━━ Data to use ━━

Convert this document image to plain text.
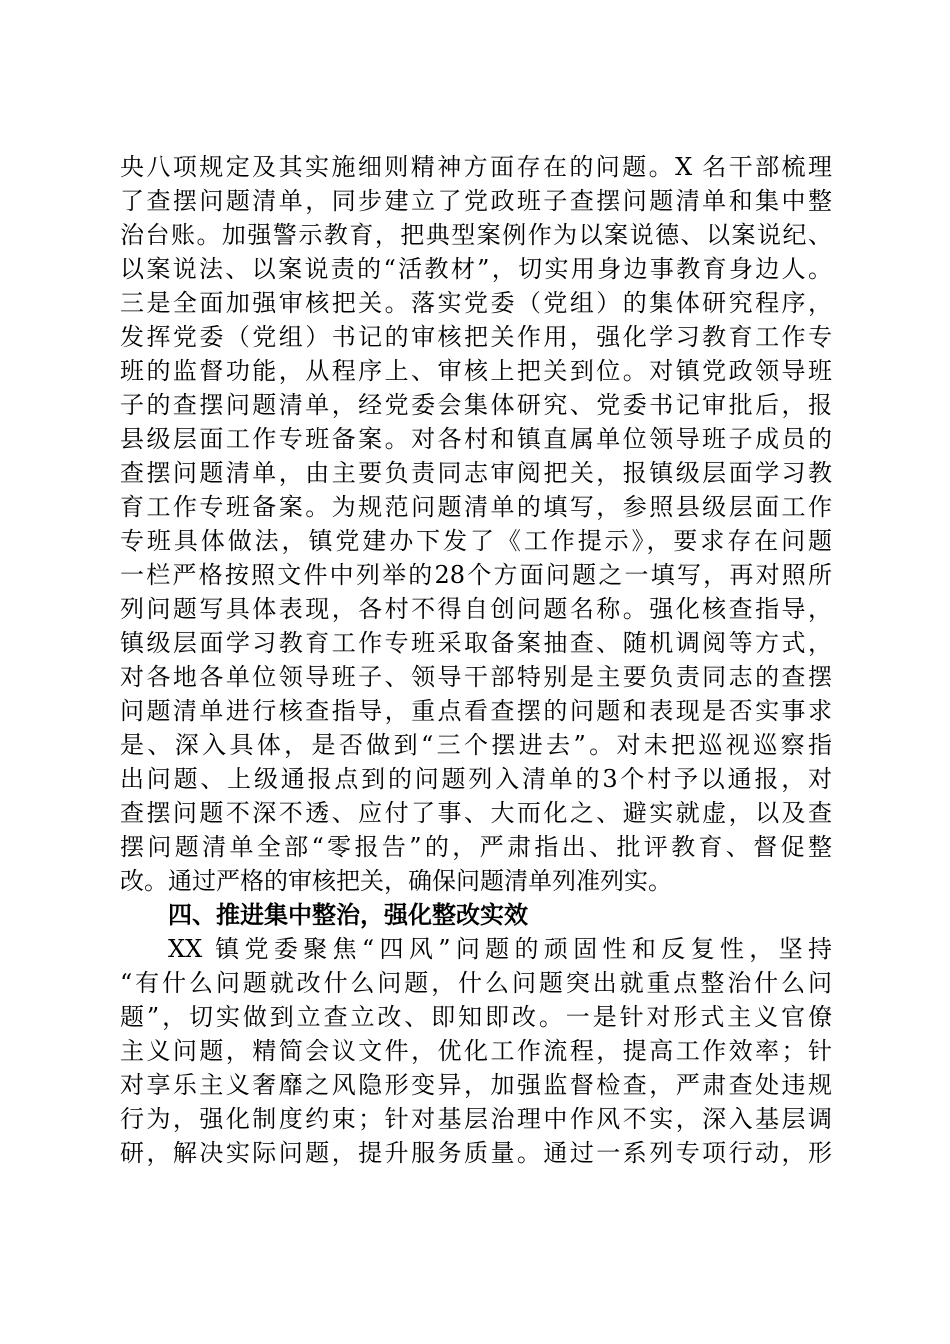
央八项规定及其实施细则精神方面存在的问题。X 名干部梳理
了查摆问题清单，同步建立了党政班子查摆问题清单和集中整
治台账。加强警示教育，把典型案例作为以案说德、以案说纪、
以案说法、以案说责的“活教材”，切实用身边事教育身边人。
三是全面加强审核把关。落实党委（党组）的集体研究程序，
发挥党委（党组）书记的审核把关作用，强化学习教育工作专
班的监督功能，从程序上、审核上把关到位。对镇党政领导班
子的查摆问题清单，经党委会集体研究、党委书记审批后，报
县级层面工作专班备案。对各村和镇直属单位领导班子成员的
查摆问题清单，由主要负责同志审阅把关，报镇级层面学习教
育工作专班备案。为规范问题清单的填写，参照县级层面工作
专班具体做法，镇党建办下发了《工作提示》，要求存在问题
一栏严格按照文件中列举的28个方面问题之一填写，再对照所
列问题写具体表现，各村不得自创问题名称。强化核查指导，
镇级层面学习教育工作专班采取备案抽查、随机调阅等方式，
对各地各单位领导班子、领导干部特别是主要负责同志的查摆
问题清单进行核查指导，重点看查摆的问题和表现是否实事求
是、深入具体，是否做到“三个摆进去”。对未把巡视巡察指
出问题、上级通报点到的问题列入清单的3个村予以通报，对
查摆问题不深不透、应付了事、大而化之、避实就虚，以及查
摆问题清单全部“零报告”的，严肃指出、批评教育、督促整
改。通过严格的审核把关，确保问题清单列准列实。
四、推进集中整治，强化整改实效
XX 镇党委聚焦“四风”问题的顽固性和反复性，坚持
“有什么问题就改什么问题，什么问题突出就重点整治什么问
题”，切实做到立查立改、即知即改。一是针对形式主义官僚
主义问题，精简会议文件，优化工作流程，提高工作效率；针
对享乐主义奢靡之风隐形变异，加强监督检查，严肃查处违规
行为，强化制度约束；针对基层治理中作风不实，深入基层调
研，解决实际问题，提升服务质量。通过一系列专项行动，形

━━━
━━ Data to use ━━

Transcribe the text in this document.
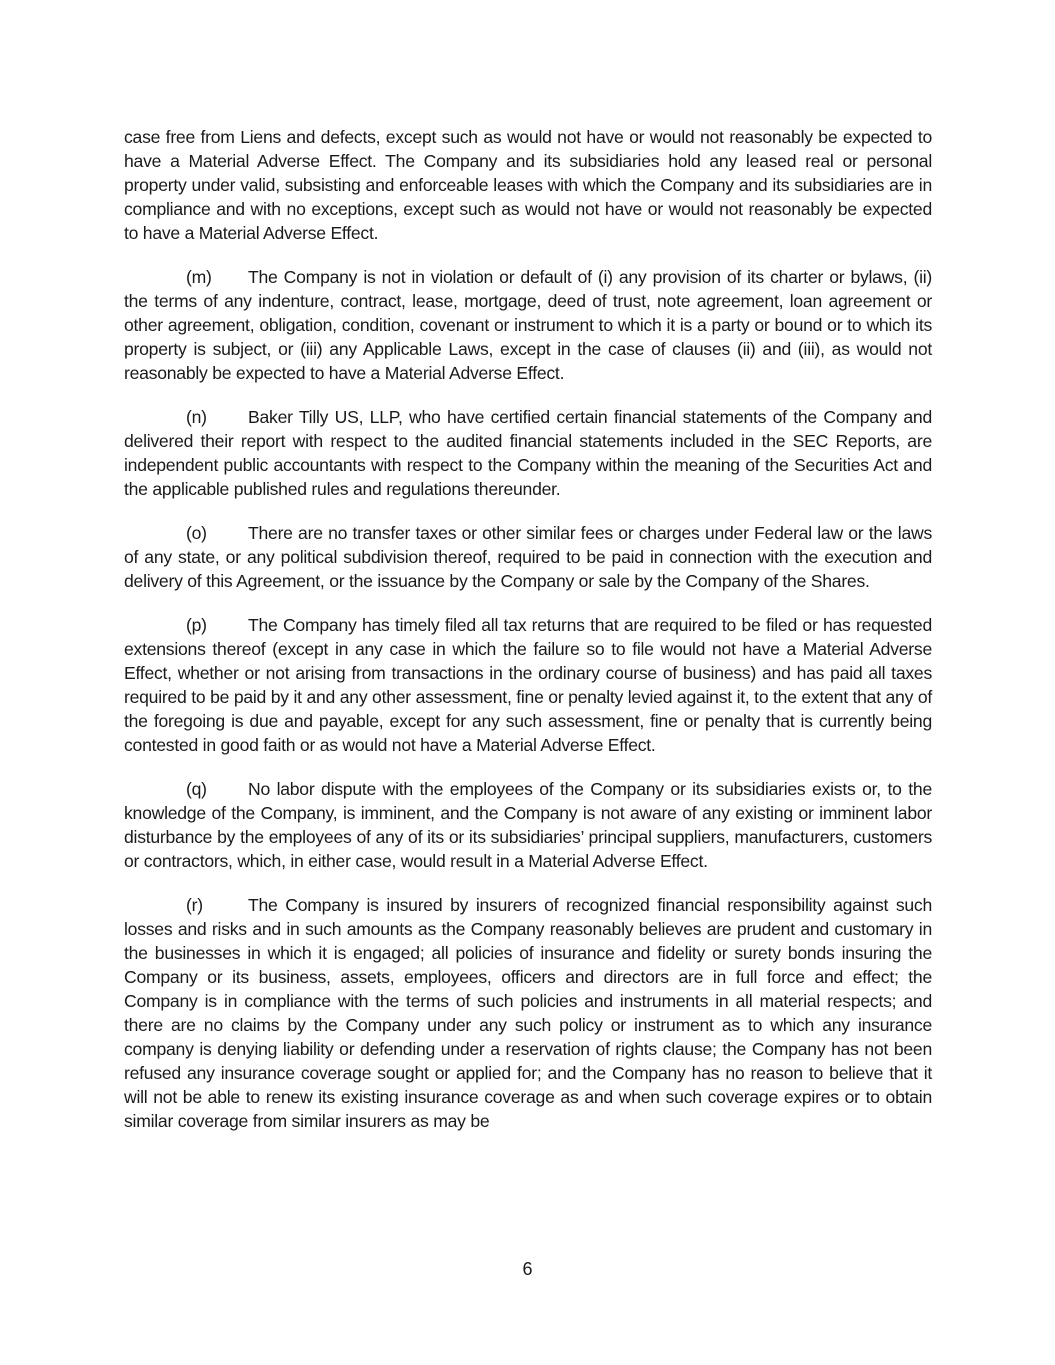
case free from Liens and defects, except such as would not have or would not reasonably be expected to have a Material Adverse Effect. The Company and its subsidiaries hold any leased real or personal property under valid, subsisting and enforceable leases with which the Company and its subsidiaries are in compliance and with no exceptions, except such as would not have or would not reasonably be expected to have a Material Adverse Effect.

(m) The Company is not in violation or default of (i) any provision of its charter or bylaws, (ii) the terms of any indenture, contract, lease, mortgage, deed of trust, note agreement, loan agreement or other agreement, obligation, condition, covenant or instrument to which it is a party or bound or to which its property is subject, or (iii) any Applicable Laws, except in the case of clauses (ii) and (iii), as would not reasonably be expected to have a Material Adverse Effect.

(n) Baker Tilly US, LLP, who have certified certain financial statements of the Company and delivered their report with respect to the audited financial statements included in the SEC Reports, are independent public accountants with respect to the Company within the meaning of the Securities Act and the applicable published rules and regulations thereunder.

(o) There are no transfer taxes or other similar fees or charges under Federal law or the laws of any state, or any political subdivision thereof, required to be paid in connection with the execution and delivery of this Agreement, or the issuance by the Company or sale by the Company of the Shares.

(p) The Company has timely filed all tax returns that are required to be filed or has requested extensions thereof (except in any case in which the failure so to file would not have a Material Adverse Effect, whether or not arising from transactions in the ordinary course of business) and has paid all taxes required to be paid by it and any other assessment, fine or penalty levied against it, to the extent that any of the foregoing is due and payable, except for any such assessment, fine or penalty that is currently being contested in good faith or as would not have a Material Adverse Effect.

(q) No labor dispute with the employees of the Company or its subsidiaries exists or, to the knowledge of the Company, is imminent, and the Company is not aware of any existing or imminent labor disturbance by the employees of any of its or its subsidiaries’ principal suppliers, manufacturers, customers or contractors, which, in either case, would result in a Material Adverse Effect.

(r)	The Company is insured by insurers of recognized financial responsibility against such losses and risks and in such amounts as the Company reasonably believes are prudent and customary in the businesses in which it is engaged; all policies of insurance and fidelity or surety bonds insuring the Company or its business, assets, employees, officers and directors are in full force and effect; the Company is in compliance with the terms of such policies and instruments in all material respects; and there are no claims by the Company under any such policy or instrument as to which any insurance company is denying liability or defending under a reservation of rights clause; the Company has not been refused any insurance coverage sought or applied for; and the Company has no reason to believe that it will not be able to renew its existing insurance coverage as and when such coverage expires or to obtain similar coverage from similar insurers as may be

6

━━━

→ What is being asked
Report each line of the material above where the word "this" appears.

→ Written reply
Convert this document image to plain text.
Transcribe the text in this document.
(o) There are no transfer taxes or other similar fees or charges under Federal law or the laws of any state, or any political subdivision thereof, required to be paid in connection with the execution and delivery of this Agreement, or the issuance by the Company or sale by the Company of the Shares.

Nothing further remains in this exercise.